Goal: Reproduce the listing word for word, leaving every picture behind.

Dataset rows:
+===+

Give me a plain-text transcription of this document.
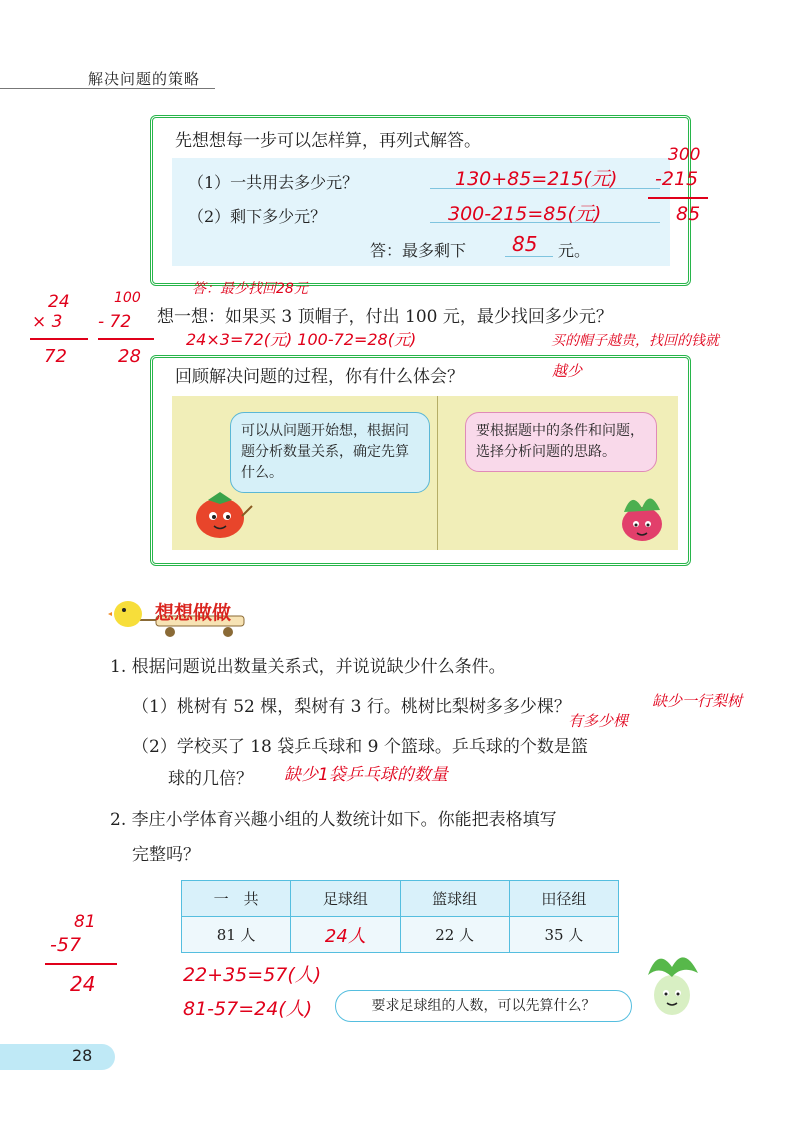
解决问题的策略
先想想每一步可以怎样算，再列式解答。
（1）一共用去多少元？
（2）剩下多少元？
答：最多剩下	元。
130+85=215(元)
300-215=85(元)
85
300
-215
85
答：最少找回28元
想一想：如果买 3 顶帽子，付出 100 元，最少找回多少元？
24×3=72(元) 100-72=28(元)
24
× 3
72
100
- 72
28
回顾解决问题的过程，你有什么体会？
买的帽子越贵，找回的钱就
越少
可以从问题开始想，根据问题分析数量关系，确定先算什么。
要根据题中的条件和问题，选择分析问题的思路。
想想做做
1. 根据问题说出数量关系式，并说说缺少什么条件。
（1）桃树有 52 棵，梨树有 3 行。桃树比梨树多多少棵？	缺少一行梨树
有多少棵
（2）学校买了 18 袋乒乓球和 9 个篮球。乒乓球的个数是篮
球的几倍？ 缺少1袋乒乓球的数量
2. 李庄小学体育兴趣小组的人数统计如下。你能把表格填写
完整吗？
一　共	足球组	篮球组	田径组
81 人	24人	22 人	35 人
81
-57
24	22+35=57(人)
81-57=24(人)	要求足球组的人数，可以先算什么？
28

+===+

Result for this task:
Give me a plain-text transcription of this document.
解决问题的策略
先想想每一步可以怎样算，再列式解答。
（1）一共用去多少元？
（2）剩下多少元？
答：最多剩下	元。
130+85=215(元)
300-215=85(元)
85
300
-215
85
答：最少找回28元
想一想：如果买 3 顶帽子，付出 100 元，最少找回多少元？
24×3=72(元) 100-72=28(元)
24
× 3
72
100
- 72
28
回顾解决问题的过程，你有什么体会？
买的帽子越贵，找回的钱就
越少
可以从问题开始想，根据问题分析数量关系，确定先算什么。
要根据题中的条件和问题，选择分析问题的思路。
想想做做
1. 根据问题说出数量关系式，并说说缺少什么条件。
（1）桃树有 52 棵，梨树有 3 行。桃树比梨树多多少棵？	缺少一行梨树
有多少棵
（2）学校买了 18 袋乒乓球和 9 个篮球。乒乓球的个数是篮
球的几倍？ 缺少1袋乒乓球的数量
2. 李庄小学体育兴趣小组的人数统计如下。你能把表格填写
完整吗？
一　共	足球组	篮球组	田径组
81 人	24人	22 人	35 人
81
-57
24	22+35=57(人)
81-57=24(人)	要求足球组的人数，可以先算什么？
28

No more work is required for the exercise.